## Aim of the exercise:
Read the records and gather each line that includes "Residue".

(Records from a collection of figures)
——

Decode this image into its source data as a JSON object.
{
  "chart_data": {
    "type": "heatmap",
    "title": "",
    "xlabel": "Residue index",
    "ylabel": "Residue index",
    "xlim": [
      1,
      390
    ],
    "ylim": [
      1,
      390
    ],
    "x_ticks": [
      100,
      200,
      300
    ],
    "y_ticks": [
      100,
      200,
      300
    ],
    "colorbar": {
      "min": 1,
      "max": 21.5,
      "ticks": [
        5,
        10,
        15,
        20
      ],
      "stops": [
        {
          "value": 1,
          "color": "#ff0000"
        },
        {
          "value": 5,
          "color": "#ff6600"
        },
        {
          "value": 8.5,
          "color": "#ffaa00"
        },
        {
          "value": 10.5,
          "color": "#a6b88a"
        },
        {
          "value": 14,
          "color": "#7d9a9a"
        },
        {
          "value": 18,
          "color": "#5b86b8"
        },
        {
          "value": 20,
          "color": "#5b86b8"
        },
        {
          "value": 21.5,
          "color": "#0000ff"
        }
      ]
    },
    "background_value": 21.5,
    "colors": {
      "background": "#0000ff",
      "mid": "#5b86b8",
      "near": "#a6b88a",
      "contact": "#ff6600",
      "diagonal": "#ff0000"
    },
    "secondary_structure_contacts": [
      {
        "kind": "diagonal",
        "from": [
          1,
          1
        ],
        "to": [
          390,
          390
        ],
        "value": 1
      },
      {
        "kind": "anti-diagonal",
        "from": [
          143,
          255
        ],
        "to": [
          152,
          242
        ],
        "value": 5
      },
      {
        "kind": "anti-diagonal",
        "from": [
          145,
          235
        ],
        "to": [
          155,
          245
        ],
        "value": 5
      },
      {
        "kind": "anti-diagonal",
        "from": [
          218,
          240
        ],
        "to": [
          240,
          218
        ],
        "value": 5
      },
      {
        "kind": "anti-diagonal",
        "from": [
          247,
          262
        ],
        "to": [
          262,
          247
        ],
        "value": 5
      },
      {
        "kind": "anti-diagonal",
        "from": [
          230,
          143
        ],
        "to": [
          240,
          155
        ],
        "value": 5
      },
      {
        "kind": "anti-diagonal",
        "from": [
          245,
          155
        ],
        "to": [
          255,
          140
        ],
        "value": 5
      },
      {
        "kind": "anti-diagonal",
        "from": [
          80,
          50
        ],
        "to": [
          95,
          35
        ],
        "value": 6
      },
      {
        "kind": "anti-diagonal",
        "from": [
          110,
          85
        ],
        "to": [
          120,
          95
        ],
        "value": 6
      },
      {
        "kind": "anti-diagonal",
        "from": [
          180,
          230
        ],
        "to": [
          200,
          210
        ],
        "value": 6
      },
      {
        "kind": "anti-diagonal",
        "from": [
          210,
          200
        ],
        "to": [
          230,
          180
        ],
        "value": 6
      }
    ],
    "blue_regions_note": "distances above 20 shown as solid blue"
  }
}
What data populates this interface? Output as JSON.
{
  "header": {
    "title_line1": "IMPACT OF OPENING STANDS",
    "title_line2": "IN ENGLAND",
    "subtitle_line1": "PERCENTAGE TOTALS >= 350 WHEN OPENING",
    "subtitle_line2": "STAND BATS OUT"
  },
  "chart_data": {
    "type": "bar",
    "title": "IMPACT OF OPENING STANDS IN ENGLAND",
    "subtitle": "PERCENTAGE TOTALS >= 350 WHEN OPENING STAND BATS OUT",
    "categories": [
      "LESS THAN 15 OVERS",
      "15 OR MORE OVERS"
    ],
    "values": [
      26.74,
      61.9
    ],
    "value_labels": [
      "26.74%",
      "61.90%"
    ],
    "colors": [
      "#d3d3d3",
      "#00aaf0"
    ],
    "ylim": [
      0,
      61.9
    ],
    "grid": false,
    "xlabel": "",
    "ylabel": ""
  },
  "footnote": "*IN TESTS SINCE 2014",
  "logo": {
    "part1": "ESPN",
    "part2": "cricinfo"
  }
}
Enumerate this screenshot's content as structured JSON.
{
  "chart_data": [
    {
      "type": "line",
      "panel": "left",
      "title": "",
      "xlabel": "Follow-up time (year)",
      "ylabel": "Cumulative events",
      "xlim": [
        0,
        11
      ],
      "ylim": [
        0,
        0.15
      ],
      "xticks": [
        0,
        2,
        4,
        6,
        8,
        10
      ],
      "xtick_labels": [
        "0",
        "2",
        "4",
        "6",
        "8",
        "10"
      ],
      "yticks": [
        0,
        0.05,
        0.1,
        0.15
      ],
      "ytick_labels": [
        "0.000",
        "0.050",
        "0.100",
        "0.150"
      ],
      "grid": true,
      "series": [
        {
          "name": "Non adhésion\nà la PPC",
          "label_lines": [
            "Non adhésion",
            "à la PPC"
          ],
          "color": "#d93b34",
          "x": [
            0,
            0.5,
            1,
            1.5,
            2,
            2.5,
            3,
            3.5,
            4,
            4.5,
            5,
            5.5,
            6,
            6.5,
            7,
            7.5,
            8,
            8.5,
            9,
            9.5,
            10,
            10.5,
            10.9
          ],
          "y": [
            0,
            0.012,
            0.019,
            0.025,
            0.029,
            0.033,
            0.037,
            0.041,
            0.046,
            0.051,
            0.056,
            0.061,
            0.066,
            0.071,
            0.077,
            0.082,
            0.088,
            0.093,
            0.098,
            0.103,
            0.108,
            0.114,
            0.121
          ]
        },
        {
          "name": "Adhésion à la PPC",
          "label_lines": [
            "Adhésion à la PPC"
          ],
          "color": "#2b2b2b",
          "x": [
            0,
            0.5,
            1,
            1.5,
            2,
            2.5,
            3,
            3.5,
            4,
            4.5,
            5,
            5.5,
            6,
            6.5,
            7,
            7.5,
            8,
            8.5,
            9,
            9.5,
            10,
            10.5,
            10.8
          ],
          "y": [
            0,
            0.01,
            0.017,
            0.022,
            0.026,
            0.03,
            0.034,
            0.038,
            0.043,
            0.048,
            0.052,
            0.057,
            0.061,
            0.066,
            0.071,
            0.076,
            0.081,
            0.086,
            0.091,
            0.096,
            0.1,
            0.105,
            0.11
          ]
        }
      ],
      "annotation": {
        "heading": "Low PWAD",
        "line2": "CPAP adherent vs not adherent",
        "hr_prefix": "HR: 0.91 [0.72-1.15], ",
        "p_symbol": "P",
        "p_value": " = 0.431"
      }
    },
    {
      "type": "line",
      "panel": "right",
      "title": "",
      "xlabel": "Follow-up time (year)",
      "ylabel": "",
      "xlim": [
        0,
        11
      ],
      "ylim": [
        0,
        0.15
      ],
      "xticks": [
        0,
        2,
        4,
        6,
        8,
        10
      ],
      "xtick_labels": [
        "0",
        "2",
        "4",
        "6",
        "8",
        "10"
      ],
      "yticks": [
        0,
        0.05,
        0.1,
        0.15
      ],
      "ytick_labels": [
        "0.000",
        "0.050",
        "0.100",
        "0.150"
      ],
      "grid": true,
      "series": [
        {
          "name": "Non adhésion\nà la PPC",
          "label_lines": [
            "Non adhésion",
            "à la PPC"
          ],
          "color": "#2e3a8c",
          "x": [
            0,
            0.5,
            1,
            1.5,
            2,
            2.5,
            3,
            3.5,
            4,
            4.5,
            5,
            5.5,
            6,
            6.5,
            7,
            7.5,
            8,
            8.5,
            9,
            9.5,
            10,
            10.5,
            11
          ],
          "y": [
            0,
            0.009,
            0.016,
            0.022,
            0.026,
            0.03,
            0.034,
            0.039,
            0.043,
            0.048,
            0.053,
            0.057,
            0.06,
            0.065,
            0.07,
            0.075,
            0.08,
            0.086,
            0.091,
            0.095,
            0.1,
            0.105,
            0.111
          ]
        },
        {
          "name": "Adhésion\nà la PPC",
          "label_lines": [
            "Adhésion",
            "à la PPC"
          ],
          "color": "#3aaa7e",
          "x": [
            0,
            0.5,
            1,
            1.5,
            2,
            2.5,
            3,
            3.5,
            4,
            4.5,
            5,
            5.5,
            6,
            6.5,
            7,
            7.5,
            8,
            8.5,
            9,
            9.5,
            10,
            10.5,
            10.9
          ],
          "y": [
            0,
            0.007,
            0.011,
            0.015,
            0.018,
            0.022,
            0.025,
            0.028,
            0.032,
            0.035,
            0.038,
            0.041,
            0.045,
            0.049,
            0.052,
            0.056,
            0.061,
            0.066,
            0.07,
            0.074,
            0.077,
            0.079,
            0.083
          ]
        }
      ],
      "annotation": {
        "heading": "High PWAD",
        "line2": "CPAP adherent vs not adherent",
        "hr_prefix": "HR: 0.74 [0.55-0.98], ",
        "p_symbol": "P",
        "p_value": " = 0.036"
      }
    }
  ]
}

——

## Task output:
    "xlabel": "Residue index",
    "ylabel": "Residue index",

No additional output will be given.